● What you need to do
Render every entry verbatim.

:: Source data ::

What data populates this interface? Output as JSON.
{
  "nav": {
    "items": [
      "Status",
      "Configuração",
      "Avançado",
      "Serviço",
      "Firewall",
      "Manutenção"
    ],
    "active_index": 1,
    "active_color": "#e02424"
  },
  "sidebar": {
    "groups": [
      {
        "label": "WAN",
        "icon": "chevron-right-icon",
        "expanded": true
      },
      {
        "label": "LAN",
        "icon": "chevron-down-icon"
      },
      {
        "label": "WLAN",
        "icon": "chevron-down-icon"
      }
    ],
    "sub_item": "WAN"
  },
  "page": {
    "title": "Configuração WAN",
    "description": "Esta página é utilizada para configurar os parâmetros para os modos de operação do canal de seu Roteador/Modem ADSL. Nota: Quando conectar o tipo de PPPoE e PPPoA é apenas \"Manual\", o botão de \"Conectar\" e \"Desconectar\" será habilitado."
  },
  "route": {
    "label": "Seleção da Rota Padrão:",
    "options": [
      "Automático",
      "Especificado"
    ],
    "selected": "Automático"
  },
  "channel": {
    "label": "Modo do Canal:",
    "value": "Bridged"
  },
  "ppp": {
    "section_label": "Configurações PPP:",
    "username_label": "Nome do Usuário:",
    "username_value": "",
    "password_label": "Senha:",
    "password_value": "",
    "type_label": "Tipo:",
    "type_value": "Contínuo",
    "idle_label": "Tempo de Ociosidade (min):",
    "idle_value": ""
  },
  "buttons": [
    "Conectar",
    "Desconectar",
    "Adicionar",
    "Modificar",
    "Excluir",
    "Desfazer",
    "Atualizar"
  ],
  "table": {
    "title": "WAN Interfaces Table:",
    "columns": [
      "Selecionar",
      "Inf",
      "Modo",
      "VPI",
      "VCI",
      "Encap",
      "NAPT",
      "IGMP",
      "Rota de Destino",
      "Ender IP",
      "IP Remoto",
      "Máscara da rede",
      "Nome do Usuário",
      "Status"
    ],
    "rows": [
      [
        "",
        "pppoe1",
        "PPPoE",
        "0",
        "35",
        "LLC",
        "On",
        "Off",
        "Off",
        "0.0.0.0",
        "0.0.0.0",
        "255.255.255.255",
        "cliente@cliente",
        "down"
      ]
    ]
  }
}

:::

● Task output
What data populates this interface? Output as JSON.
{
  "nav": {
    "items": [
      "Status",
      "Configuração",
      "Avançado",
      "Serviço",
      "Firewall",
      "Manutenção"
    ],
    "active_index": 1,
    "active_color": "#e02424"
  },
  "sidebar": {
    "groups": [
      {
        "label": "WAN",
        "icon": "chevron-right-icon",
        "expanded": true
      },
      {
        "label": "LAN",
        "icon": "chevron-down-icon"
      },
      {
        "label": "WLAN",
        "icon": "chevron-down-icon"
      }
    ],
    "sub_item": "WAN"
  },
  "page": {
    "title": "Configuração WAN",
    "description": "Esta página é utilizada para configurar os parâmetros para os modos de operação do canal de seu Roteador/Modem ADSL. Nota: Quando conectar o tipo de PPPoE e PPPoA é apenas \"Manual\", o botão de \"Conectar\" e \"Desconectar\" será habilitado."
  },
  "route": {
    "label": "Seleção da Rota Padrão:",
    "options": [
      "Automático",
      "Especificado"
    ],
    "selected": "Automático"
  },
  "channel": {
    "label": "Modo do Canal:",
    "value": "Bridged"
  },
  "ppp": {
    "section_label": "Configurações PPP:",
    "username_label": "Nome do Usuário:",
    "username_value": "",
    "password_label": "Senha:",
    "password_value": "",
    "type_label": "Tipo:",
    "type_value": "Contínuo",
    "idle_label": "Tempo de Ociosidade (min):",
    "idle_value": ""
  },
  "buttons": [
    "Conectar",
    "Desconectar",
    "Adicionar",
    "Modificar",
    "Excluir",
    "Desfazer",
    "Atualizar"
  ],
  "table": {
    "title": "WAN Interfaces Table:",
    "columns": [
      "Selecionar",
      "Inf",
      "Modo",
      "VPI",
      "VCI",
      "Encap",
      "NAPT",
      "IGMP",
      "Rota de Destino",
      "Ender IP",
      "IP Remoto",
      "Máscara da rede",
      "Nome do Usuário",
      "Status"
    ],
    "rows": [
      [
        "",
        "pppoe1",
        "PPPoE",
        "0",
        "35",
        "LLC",
        "On",
        "Off",
        "Off",
        "0.0.0.0",
        "0.0.0.0",
        "255.255.255.255",
        "cliente@cliente",
        "down"
      ]
    ]
  }
}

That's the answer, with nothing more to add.